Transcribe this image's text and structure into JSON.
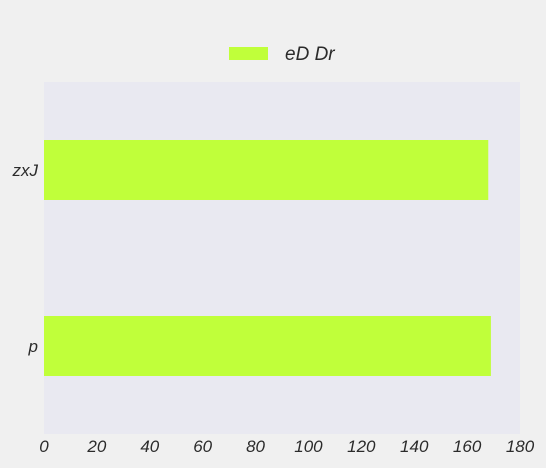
{
  "chart_data": {
    "type": "bar",
    "orientation": "horizontal",
    "categories": [
      "zxJ",
      "p"
    ],
    "series": [
      {
        "name": "eD Dr",
        "values": [
          168,
          169
        ],
        "color": "#c0ff3a"
      }
    ],
    "xlim": [
      0,
      180
    ],
    "x_ticks": [
      0,
      20,
      40,
      60,
      80,
      100,
      120,
      140,
      160,
      180
    ],
    "title": "",
    "xlabel": "",
    "ylabel": "",
    "grid": false,
    "legend": "top-center",
    "colors": {
      "background": "#f0f0f0",
      "plot_background": "#e9e9f1"
    }
  }
}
····················
# Exercise aim:
Exclude the pictures. Write out the remaining data exactly.

# Full answer:
Transcribe this image's text and structure into JSON.
{
  "chart_data": {
    "type": "bar",
    "orientation": "horizontal",
    "categories": [
      "zxJ",
      "p"
    ],
    "series": [
      {
        "name": "eD Dr",
        "values": [
          168,
          169
        ],
        "color": "#c0ff3a"
      }
    ],
    "xlim": [
      0,
      180
    ],
    "x_ticks": [
      0,
      20,
      40,
      60,
      80,
      100,
      120,
      140,
      160,
      180
    ],
    "title": "",
    "xlabel": "",
    "ylabel": "",
    "grid": false,
    "legend": "top-center",
    "colors": {
      "background": "#f0f0f0",
      "plot_background": "#e9e9f1"
    }
  }
}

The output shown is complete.